WRITTEN EXERCISE: Print out each entry below exactly, please.

====

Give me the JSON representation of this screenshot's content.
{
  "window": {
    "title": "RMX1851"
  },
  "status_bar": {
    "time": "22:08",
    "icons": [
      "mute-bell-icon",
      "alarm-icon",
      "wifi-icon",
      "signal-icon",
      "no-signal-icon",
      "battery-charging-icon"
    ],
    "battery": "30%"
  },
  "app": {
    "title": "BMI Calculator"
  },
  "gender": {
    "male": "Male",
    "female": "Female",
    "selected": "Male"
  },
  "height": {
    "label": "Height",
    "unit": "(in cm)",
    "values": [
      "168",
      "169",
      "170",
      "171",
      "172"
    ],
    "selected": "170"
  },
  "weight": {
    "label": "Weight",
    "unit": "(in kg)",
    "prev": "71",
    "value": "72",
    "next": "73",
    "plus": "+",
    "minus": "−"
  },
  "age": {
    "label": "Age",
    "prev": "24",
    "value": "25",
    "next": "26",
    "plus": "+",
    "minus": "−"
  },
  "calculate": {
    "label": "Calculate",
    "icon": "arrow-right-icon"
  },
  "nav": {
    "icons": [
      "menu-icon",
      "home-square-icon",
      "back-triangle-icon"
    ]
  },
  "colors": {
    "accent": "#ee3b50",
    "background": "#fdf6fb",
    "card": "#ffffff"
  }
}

====

SOLUTION TO THE EXERCISE:
Give me the JSON representation of this screenshot's content.
{
  "window": {
    "title": "RMX1851"
  },
  "status_bar": {
    "time": "22:08",
    "icons": [
      "mute-bell-icon",
      "alarm-icon",
      "wifi-icon",
      "signal-icon",
      "no-signal-icon",
      "battery-charging-icon"
    ],
    "battery": "30%"
  },
  "app": {
    "title": "BMI Calculator"
  },
  "gender": {
    "male": "Male",
    "female": "Female",
    "selected": "Male"
  },
  "height": {
    "label": "Height",
    "unit": "(in cm)",
    "values": [
      "168",
      "169",
      "170",
      "171",
      "172"
    ],
    "selected": "170"
  },
  "weight": {
    "label": "Weight",
    "unit": "(in kg)",
    "prev": "71",
    "value": "72",
    "next": "73",
    "plus": "+",
    "minus": "−"
  },
  "age": {
    "label": "Age",
    "prev": "24",
    "value": "25",
    "next": "26",
    "plus": "+",
    "minus": "−"
  },
  "calculate": {
    "label": "Calculate",
    "icon": "arrow-right-icon"
  },
  "nav": {
    "icons": [
      "menu-icon",
      "home-square-icon",
      "back-triangle-icon"
    ]
  },
  "colors": {
    "accent": "#ee3b50",
    "background": "#fdf6fb",
    "card": "#ffffff"
  }
}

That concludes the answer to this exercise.